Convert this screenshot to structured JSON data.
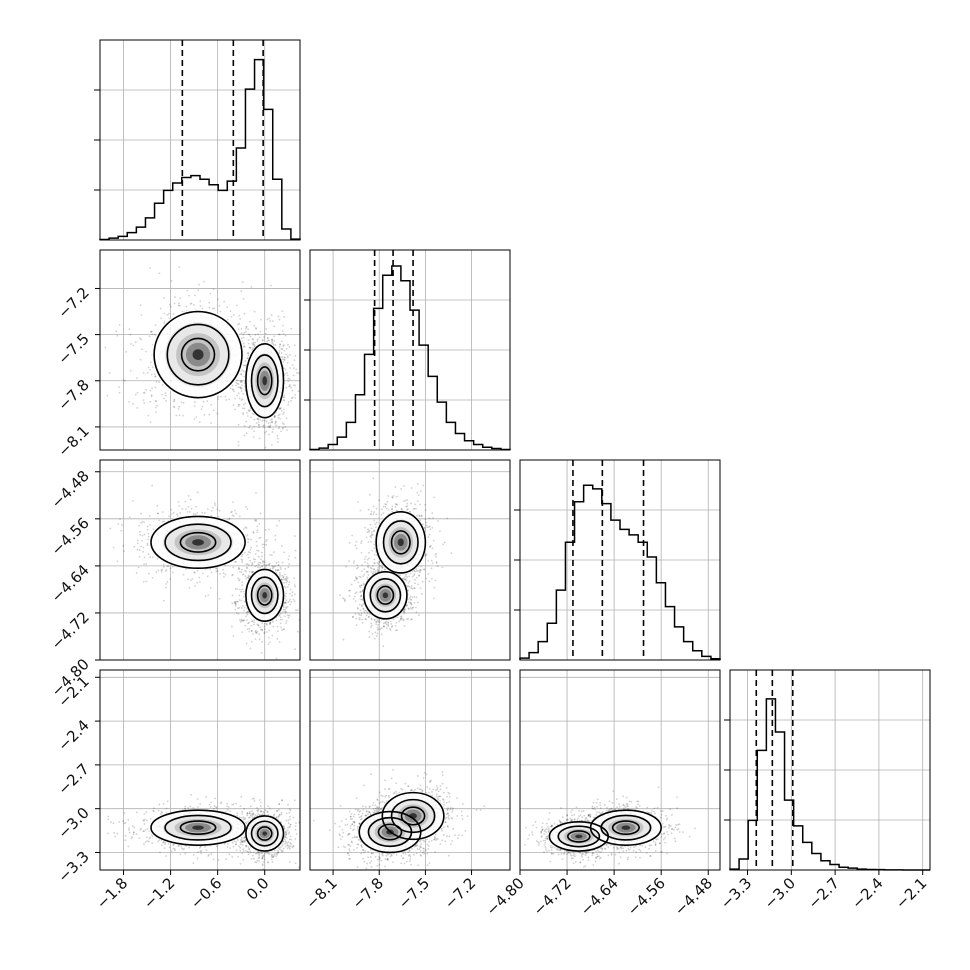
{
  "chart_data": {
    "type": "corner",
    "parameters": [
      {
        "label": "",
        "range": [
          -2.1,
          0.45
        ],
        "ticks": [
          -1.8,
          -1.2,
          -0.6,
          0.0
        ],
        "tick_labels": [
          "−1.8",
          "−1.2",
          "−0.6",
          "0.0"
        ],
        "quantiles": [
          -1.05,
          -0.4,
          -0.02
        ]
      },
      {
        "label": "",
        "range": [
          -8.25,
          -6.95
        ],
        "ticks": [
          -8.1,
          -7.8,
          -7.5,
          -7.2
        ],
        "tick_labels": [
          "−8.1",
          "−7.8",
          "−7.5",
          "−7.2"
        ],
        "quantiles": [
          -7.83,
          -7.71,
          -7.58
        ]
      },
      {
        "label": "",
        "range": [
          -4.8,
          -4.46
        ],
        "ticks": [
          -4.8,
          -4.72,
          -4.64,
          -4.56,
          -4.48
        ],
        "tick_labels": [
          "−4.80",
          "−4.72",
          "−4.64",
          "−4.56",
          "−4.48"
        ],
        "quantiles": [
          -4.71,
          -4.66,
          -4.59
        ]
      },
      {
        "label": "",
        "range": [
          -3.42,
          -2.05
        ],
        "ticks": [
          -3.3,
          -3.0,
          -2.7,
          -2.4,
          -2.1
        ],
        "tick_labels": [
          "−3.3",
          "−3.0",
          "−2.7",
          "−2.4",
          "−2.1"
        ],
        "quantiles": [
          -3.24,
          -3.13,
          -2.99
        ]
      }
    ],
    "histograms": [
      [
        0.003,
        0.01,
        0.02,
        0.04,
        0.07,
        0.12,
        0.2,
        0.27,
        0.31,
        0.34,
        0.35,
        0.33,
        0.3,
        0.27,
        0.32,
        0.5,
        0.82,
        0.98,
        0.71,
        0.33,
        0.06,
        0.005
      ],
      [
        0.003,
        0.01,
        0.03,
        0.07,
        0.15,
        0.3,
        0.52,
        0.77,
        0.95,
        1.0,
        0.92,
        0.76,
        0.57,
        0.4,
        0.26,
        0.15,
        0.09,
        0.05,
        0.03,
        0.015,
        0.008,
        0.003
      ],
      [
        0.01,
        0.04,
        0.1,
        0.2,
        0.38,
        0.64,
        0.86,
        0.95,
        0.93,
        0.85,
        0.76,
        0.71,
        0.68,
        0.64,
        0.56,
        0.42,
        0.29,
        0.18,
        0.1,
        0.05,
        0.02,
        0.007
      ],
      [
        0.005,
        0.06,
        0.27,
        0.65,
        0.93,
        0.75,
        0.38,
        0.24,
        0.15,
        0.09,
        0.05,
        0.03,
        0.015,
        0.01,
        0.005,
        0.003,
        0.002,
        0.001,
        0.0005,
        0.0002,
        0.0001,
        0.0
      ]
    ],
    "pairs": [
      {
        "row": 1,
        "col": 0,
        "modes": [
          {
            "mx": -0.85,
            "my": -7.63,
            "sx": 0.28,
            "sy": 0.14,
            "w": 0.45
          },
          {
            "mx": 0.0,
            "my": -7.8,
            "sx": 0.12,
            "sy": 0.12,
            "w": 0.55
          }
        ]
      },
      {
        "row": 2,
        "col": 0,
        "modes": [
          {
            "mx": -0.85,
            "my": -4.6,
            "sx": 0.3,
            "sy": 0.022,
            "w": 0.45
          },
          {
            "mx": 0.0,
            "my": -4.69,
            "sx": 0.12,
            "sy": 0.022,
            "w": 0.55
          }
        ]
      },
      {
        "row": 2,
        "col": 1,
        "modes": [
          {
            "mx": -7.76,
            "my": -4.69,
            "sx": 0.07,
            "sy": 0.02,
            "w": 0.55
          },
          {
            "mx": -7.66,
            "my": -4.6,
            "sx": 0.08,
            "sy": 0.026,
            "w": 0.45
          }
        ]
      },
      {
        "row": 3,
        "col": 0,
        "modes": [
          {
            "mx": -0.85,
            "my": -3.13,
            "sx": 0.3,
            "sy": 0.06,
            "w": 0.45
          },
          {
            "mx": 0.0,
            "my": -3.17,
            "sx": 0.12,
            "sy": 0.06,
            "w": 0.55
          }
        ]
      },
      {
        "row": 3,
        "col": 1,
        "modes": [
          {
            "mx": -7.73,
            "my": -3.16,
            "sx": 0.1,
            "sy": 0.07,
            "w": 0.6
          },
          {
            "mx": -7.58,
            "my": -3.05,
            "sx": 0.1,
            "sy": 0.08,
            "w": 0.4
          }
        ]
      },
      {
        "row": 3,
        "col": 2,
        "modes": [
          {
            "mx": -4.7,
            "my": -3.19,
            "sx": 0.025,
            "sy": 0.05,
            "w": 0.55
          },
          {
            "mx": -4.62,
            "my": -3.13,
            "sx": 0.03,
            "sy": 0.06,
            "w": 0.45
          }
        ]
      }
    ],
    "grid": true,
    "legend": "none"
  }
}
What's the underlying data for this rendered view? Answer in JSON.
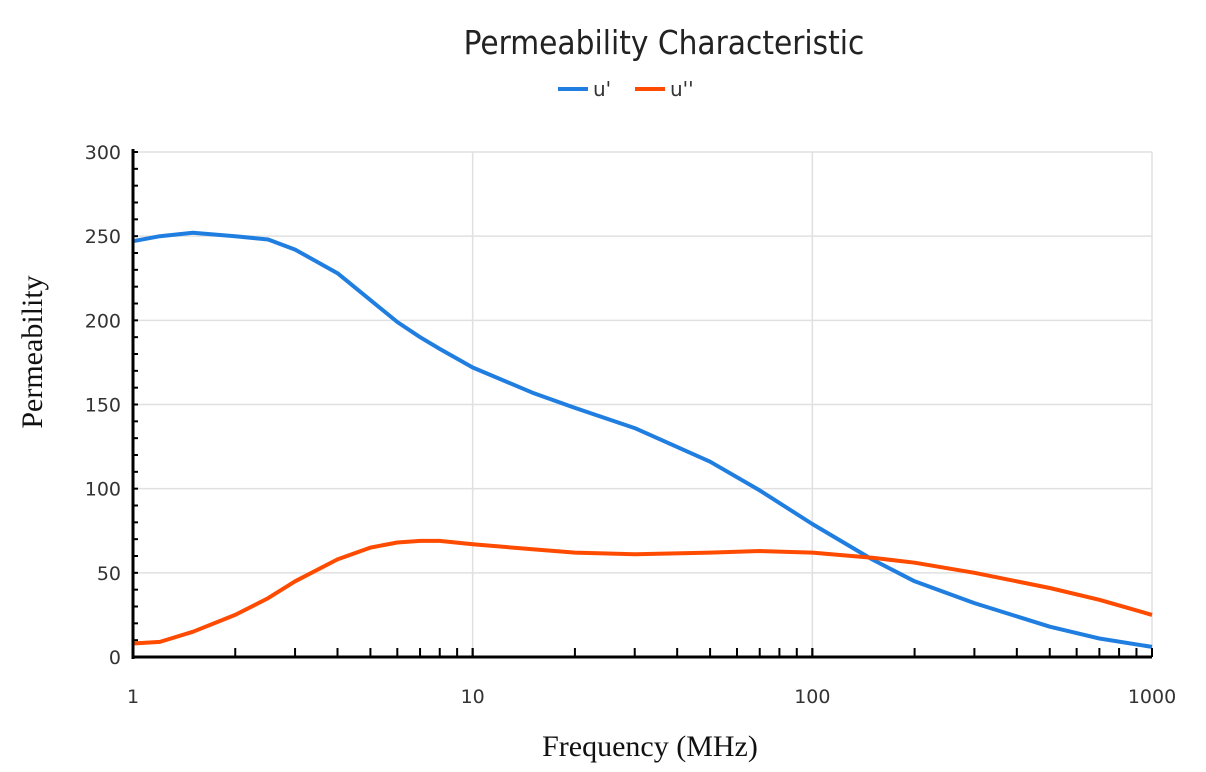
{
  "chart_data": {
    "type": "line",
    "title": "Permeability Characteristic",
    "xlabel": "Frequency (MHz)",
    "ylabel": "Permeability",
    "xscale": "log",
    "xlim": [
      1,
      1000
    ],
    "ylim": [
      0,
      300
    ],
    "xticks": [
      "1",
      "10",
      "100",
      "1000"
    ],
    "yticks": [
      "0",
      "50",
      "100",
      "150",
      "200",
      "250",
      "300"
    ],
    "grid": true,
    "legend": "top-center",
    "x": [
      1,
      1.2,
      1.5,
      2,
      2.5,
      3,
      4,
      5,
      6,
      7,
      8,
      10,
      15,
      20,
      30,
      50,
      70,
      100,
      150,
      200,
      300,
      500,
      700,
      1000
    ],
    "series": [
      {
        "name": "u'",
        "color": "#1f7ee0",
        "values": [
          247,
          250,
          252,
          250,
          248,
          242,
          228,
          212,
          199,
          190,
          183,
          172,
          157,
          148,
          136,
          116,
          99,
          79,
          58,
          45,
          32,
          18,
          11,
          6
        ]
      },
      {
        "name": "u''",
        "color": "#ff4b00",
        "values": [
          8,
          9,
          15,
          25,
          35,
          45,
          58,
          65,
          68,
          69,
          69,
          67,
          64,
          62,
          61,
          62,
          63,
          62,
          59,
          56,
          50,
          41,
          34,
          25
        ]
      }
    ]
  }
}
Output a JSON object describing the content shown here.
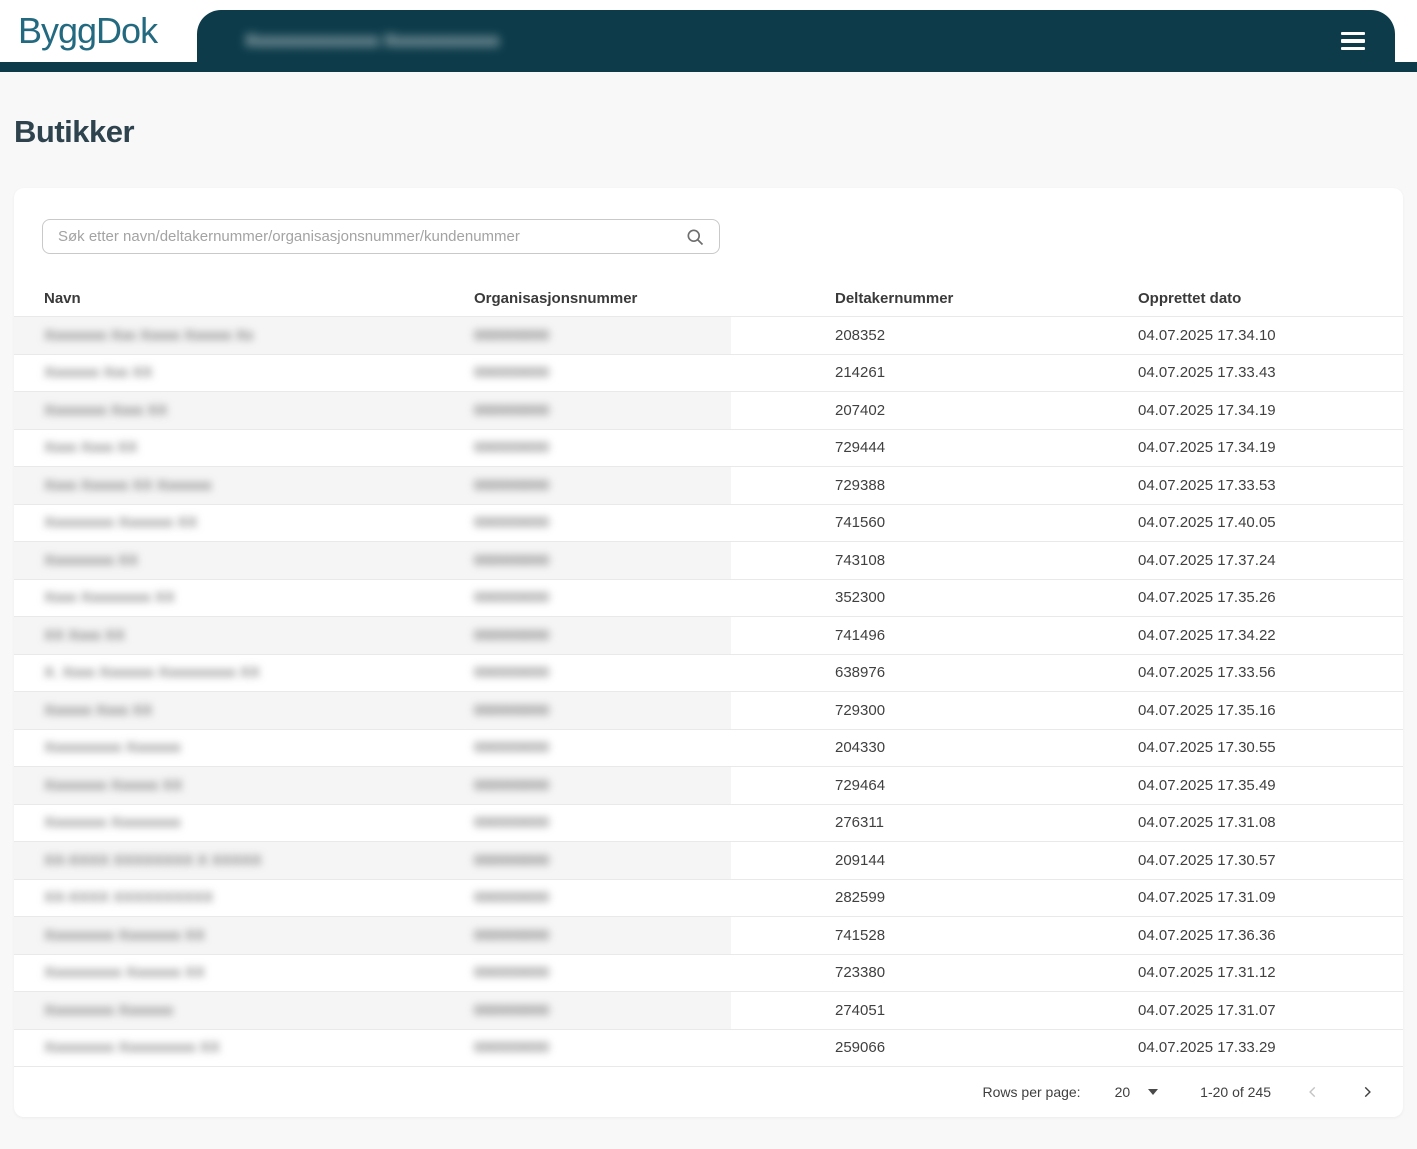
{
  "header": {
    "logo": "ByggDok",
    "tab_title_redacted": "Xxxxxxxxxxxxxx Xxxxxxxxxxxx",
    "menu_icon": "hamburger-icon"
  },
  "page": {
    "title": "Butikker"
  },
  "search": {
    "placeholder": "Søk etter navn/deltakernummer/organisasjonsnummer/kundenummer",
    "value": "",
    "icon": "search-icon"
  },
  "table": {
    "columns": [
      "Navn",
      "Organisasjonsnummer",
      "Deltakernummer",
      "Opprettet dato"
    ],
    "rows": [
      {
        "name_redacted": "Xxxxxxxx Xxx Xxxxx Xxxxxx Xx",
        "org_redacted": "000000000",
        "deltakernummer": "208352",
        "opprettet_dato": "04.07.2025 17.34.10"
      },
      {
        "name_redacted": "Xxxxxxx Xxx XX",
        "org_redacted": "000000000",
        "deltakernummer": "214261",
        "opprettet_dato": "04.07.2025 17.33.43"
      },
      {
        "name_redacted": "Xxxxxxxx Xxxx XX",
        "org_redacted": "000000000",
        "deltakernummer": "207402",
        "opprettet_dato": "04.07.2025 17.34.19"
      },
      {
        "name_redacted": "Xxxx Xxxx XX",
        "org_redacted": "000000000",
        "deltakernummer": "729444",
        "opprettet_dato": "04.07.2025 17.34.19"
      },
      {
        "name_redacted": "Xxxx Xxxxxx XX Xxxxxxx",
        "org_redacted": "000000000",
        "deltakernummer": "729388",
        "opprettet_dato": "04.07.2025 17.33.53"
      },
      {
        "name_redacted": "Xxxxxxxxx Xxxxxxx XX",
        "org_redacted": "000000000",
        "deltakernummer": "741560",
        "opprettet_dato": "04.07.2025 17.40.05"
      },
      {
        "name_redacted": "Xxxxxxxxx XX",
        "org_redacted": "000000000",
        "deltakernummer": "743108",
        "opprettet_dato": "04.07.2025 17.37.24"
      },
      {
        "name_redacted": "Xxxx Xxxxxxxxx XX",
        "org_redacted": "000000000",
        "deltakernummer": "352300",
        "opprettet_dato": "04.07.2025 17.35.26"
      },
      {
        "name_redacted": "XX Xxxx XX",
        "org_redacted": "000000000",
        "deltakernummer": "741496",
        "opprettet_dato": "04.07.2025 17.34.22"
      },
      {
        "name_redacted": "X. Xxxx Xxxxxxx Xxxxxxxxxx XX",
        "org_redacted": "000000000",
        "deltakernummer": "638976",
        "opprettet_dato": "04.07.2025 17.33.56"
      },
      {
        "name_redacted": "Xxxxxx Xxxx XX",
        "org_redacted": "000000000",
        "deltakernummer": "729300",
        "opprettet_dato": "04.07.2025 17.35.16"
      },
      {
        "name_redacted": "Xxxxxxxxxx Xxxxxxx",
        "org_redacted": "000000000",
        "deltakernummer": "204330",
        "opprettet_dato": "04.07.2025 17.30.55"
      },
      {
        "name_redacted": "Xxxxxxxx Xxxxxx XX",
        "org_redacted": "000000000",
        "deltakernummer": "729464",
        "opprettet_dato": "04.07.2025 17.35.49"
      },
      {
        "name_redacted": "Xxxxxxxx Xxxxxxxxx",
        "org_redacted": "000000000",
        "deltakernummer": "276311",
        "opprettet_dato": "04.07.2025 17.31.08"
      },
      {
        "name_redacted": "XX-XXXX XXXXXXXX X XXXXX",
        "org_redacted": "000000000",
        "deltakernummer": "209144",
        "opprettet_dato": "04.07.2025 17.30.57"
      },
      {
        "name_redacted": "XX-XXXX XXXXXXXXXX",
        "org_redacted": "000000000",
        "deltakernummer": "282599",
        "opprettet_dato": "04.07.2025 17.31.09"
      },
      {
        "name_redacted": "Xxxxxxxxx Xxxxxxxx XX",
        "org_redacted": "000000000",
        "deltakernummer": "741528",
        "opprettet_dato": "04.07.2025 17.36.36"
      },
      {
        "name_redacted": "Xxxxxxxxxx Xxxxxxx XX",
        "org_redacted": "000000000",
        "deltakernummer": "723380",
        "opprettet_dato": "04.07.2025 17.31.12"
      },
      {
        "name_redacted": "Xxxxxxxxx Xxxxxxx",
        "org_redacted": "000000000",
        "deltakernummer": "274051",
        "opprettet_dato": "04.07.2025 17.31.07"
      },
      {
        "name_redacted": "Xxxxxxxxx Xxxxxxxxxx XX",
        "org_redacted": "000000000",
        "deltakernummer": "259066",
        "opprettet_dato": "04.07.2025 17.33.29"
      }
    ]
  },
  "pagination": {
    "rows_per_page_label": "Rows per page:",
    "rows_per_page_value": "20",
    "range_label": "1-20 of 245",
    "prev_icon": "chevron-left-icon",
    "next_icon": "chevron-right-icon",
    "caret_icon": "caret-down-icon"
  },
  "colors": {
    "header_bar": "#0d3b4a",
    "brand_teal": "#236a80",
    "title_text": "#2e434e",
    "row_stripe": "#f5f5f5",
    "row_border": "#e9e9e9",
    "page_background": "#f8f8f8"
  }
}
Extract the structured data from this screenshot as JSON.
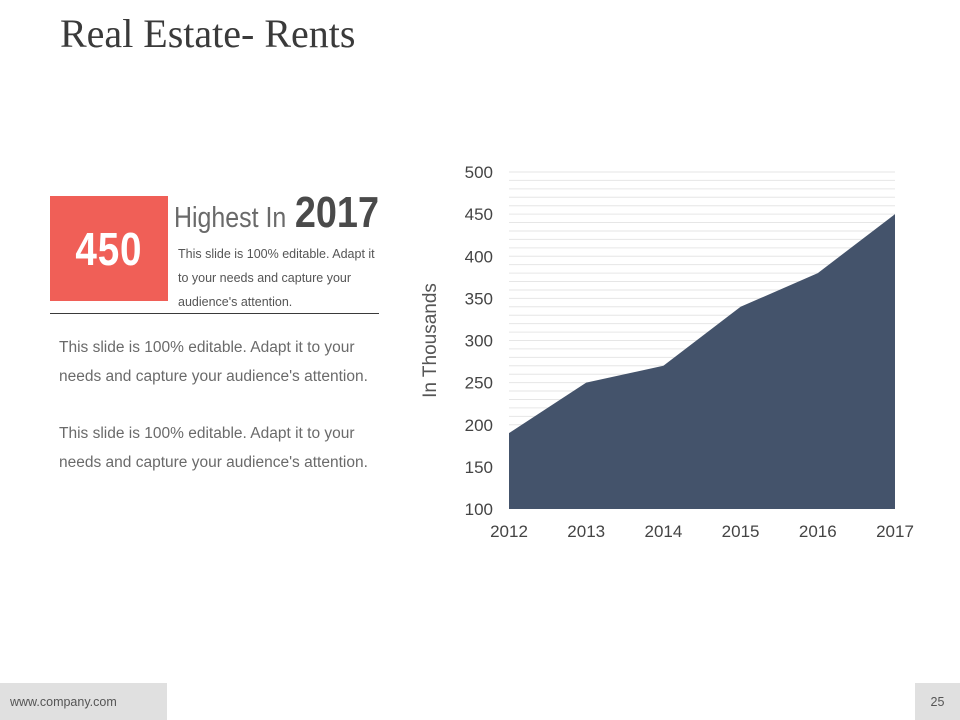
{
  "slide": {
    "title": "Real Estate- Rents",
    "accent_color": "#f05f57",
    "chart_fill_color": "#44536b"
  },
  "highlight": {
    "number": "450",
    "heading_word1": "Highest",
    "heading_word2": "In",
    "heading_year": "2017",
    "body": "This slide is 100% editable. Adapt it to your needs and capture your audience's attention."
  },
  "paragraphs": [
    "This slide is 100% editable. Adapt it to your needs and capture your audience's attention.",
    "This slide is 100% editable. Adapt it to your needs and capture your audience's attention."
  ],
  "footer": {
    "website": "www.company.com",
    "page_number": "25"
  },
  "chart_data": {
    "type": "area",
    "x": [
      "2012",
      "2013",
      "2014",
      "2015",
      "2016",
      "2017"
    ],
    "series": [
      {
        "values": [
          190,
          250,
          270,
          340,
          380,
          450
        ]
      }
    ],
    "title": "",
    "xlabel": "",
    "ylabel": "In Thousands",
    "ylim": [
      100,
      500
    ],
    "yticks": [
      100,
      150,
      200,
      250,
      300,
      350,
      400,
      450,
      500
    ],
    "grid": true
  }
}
+ + + +
- **DIRECTIONS FOR THIS TASK**: Copy each line of the preceding data that contains the string "ylabel".

- **CORRECT RESPONSE**:
    "ylabel": "Permeability",
    "ylabel": "In Thousands",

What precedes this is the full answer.